>> start Given records
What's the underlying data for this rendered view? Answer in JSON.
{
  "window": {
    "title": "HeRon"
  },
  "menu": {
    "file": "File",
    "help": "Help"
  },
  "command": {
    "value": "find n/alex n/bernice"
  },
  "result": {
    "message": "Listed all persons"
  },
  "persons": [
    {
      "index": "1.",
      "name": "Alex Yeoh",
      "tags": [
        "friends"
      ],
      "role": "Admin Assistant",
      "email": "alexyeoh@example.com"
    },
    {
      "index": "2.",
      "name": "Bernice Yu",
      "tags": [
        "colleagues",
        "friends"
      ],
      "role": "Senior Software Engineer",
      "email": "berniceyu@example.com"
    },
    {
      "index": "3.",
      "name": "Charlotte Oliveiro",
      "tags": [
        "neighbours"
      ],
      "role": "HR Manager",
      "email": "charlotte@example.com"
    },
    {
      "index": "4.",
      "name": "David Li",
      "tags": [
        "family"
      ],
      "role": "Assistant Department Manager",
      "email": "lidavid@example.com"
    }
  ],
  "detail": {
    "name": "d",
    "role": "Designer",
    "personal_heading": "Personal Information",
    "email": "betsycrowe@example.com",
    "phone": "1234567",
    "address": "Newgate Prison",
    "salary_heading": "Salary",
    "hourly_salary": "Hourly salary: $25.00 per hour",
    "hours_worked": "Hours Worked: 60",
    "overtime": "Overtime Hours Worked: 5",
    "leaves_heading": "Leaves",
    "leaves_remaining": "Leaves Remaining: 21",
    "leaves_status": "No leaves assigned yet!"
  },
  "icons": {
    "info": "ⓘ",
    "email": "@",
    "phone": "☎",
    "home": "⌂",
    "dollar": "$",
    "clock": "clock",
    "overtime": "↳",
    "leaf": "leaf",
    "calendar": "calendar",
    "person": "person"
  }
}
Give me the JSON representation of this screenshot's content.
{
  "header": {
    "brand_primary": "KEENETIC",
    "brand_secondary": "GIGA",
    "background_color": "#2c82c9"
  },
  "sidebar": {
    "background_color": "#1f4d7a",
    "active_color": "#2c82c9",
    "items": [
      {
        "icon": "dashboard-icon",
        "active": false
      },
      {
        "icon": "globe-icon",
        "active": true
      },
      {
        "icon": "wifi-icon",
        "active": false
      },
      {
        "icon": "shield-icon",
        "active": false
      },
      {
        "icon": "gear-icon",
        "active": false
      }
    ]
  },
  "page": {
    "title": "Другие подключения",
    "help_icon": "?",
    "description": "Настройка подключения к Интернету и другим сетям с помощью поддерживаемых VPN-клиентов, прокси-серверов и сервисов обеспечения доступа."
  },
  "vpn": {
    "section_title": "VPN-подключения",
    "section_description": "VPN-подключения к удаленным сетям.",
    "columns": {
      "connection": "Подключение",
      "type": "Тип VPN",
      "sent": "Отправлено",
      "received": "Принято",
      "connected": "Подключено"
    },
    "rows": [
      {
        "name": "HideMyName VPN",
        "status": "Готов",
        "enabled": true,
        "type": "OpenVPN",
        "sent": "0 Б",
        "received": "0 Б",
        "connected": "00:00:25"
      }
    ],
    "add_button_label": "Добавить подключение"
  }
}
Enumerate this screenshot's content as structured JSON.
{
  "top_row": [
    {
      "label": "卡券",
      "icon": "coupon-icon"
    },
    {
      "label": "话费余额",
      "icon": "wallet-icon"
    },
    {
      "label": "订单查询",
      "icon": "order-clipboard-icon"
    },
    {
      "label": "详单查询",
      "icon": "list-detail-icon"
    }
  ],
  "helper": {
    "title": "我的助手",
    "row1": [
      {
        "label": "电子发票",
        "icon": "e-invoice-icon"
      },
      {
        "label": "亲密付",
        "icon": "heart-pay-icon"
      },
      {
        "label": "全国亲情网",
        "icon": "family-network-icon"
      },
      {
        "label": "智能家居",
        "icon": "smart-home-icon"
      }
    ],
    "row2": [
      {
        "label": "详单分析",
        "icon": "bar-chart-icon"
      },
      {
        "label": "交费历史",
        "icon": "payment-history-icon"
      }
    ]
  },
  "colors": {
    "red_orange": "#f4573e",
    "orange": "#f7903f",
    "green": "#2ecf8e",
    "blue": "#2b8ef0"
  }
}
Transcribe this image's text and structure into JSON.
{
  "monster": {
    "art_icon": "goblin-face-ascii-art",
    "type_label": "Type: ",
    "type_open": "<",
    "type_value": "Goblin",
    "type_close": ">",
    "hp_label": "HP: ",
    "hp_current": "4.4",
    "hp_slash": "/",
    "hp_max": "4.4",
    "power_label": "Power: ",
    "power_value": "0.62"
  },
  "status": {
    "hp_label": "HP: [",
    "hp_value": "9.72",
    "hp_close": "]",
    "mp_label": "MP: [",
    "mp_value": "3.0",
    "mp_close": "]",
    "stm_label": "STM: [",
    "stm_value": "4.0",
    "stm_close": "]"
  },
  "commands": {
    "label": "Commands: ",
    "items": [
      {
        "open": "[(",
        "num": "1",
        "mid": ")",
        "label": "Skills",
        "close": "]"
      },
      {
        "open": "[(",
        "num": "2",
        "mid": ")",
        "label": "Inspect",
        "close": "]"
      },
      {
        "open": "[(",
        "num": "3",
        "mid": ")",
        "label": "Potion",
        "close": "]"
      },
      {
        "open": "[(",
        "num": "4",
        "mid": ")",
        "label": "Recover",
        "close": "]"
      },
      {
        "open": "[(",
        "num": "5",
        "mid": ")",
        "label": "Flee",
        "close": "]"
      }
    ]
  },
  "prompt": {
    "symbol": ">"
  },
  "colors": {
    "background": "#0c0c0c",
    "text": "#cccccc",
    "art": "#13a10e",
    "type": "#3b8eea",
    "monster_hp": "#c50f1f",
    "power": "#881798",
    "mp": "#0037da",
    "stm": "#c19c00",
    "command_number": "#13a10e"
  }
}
>> end Given records
_What the task requires_
Reproduce the material in full, with no word added or dropped.

_Answer in full_
What's the underlying data for this rendered view? Answer in JSON.
{
  "window": {
    "title": "HeRon"
  },
  "menu": {
    "file": "File",
    "help": "Help"
  },
  "command": {
    "value": "find n/alex n/bernice"
  },
  "result": {
    "message": "Listed all persons"
  },
  "persons": [
    {
      "index": "1.",
      "name": "Alex Yeoh",
      "tags": [
        "friends"
      ],
      "role": "Admin Assistant",
      "email": "alexyeoh@example.com"
    },
    {
      "index": "2.",
      "name": "Bernice Yu",
      "tags": [
        "colleagues",
        "friends"
      ],
      "role": "Senior Software Engineer",
      "email": "berniceyu@example.com"
    },
    {
      "index": "3.",
      "name": "Charlotte Oliveiro",
      "tags": [
        "neighbours"
      ],
      "role": "HR Manager",
      "email": "charlotte@example.com"
    },
    {
      "index": "4.",
      "name": "David Li",
      "tags": [
        "family"
      ],
      "role": "Assistant Department Manager",
      "email": "lidavid@example.com"
    }
  ],
  "detail": {
    "name": "d",
    "role": "Designer",
    "personal_heading": "Personal Information",
    "email": "betsycrowe@example.com",
    "phone": "1234567",
    "address": "Newgate Prison",
    "salary_heading": "Salary",
    "hourly_salary": "Hourly salary: $25.00 per hour",
    "hours_worked": "Hours Worked: 60",
    "overtime": "Overtime Hours Worked: 5",
    "leaves_heading": "Leaves",
    "leaves_remaining": "Leaves Remaining: 21",
    "leaves_status": "No leaves assigned yet!"
  },
  "icons": {
    "info": "ⓘ",
    "email": "@",
    "phone": "☎",
    "home": "⌂",
    "dollar": "$",
    "clock": "clock",
    "overtime": "↳",
    "leaf": "leaf",
    "calendar": "calendar",
    "person": "person"
  }
}
Give me the JSON representation of this screenshot's content.
{
  "header": {
    "brand_primary": "KEENETIC",
    "brand_secondary": "GIGA",
    "background_color": "#2c82c9"
  },
  "sidebar": {
    "background_color": "#1f4d7a",
    "active_color": "#2c82c9",
    "items": [
      {
        "icon": "dashboard-icon",
        "active": false
      },
      {
        "icon": "globe-icon",
        "active": true
      },
      {
        "icon": "wifi-icon",
        "active": false
      },
      {
        "icon": "shield-icon",
        "active": false
      },
      {
        "icon": "gear-icon",
        "active": false
      }
    ]
  },
  "page": {
    "title": "Другие подключения",
    "help_icon": "?",
    "description": "Настройка подключения к Интернету и другим сетям с помощью поддерживаемых VPN-клиентов, прокси-серверов и сервисов обеспечения доступа."
  },
  "vpn": {
    "section_title": "VPN-подключения",
    "section_description": "VPN-подключения к удаленным сетям.",
    "columns": {
      "connection": "Подключение",
      "type": "Тип VPN",
      "sent": "Отправлено",
      "received": "Принято",
      "connected": "Подключено"
    },
    "rows": [
      {
        "name": "HideMyName VPN",
        "status": "Готов",
        "enabled": true,
        "type": "OpenVPN",
        "sent": "0 Б",
        "received": "0 Б",
        "connected": "00:00:25"
      }
    ],
    "add_button_label": "Добавить подключение"
  }
}
Enumerate this screenshot's content as structured JSON.
{
  "top_row": [
    {
      "label": "卡券",
      "icon": "coupon-icon"
    },
    {
      "label": "话费余额",
      "icon": "wallet-icon"
    },
    {
      "label": "订单查询",
      "icon": "order-clipboard-icon"
    },
    {
      "label": "详单查询",
      "icon": "list-detail-icon"
    }
  ],
  "helper": {
    "title": "我的助手",
    "row1": [
      {
        "label": "电子发票",
        "icon": "e-invoice-icon"
      },
      {
        "label": "亲密付",
        "icon": "heart-pay-icon"
      },
      {
        "label": "全国亲情网",
        "icon": "family-network-icon"
      },
      {
        "label": "智能家居",
        "icon": "smart-home-icon"
      }
    ],
    "row2": [
      {
        "label": "详单分析",
        "icon": "bar-chart-icon"
      },
      {
        "label": "交费历史",
        "icon": "payment-history-icon"
      }
    ]
  },
  "colors": {
    "red_orange": "#f4573e",
    "orange": "#f7903f",
    "green": "#2ecf8e",
    "blue": "#2b8ef0"
  }
}
Transcribe this image's text and structure into JSON.
{
  "monster": {
    "art_icon": "goblin-face-ascii-art",
    "type_label": "Type: ",
    "type_open": "<",
    "type_value": "Goblin",
    "type_close": ">",
    "hp_label": "HP: ",
    "hp_current": "4.4",
    "hp_slash": "/",
    "hp_max": "4.4",
    "power_label": "Power: ",
    "power_value": "0.62"
  },
  "status": {
    "hp_label": "HP: [",
    "hp_value": "9.72",
    "hp_close": "]",
    "mp_label": "MP: [",
    "mp_value": "3.0",
    "mp_close": "]",
    "stm_label": "STM: [",
    "stm_value": "4.0",
    "stm_close": "]"
  },
  "commands": {
    "label": "Commands: ",
    "items": [
      {
        "open": "[(",
        "num": "1",
        "mid": ")",
        "label": "Skills",
        "close": "]"
      },
      {
        "open": "[(",
        "num": "2",
        "mid": ")",
        "label": "Inspect",
        "close": "]"
      },
      {
        "open": "[(",
        "num": "3",
        "mid": ")",
        "label": "Potion",
        "close": "]"
      },
      {
        "open": "[(",
        "num": "4",
        "mid": ")",
        "label": "Recover",
        "close": "]"
      },
      {
        "open": "[(",
        "num": "5",
        "mid": ")",
        "label": "Flee",
        "close": "]"
      }
    ]
  },
  "prompt": {
    "symbol": ">"
  },
  "colors": {
    "background": "#0c0c0c",
    "text": "#cccccc",
    "art": "#13a10e",
    "type": "#3b8eea",
    "monster_hp": "#c50f1f",
    "power": "#881798",
    "mp": "#0037da",
    "stm": "#c19c00",
    "command_number": "#13a10e"
  }
}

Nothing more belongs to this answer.